■ **RECORDS FOR PROCESSING**:
● ● ● ● ●
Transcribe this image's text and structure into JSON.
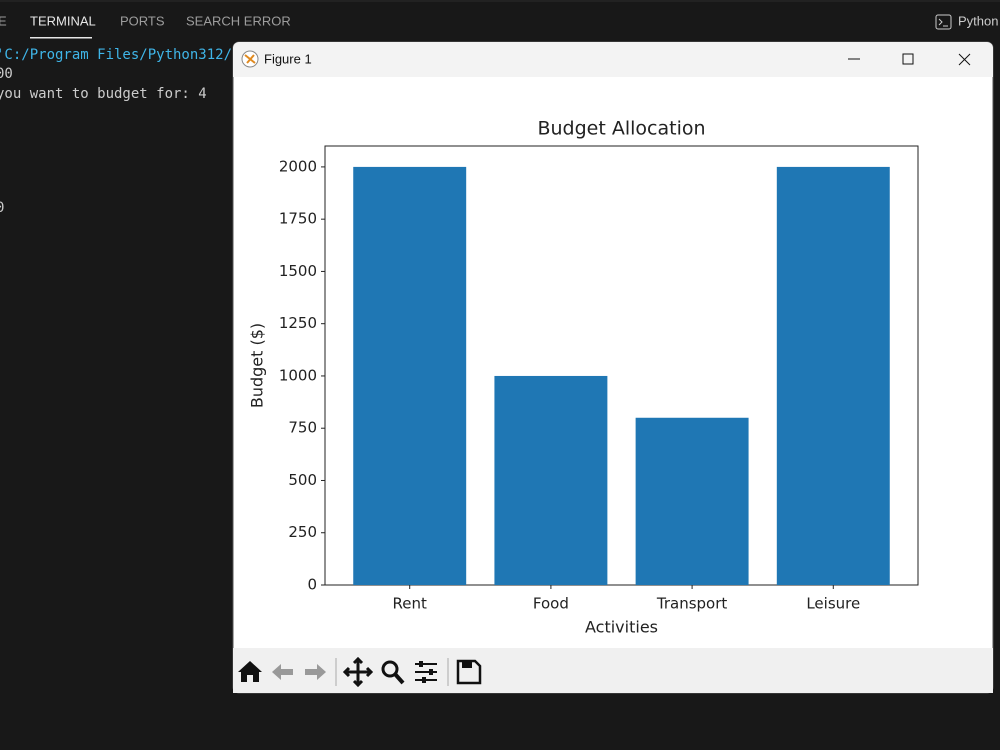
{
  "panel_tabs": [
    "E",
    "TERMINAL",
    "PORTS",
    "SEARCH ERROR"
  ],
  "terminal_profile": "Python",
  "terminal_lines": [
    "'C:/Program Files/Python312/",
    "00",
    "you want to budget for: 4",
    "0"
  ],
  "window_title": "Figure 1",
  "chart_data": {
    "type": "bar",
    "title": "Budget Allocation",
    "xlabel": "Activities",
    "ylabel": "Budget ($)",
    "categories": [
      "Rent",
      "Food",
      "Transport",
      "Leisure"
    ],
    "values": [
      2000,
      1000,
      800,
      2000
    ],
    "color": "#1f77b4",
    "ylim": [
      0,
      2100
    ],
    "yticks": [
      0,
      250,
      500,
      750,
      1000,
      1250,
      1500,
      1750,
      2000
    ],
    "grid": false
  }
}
● ● ● ● ●
■ **STATED EXERCISE**:
Repeat all of the entries word for word, but omit the pictures.

■ **WORKED SOLUTION**:
Transcribe this image's text and structure into JSON.
{
  "panel_tabs": [
    "E",
    "TERMINAL",
    "PORTS",
    "SEARCH ERROR"
  ],
  "terminal_profile": "Python",
  "terminal_lines": [
    "'C:/Program Files/Python312/",
    "00",
    "you want to budget for: 4",
    "0"
  ],
  "window_title": "Figure 1",
  "chart_data": {
    "type": "bar",
    "title": "Budget Allocation",
    "xlabel": "Activities",
    "ylabel": "Budget ($)",
    "categories": [
      "Rent",
      "Food",
      "Transport",
      "Leisure"
    ],
    "values": [
      2000,
      1000,
      800,
      2000
    ],
    "color": "#1f77b4",
    "ylim": [
      0,
      2100
    ],
    "yticks": [
      0,
      250,
      500,
      750,
      1000,
      1250,
      1500,
      1750,
      2000
    ],
    "grid": false
  }
}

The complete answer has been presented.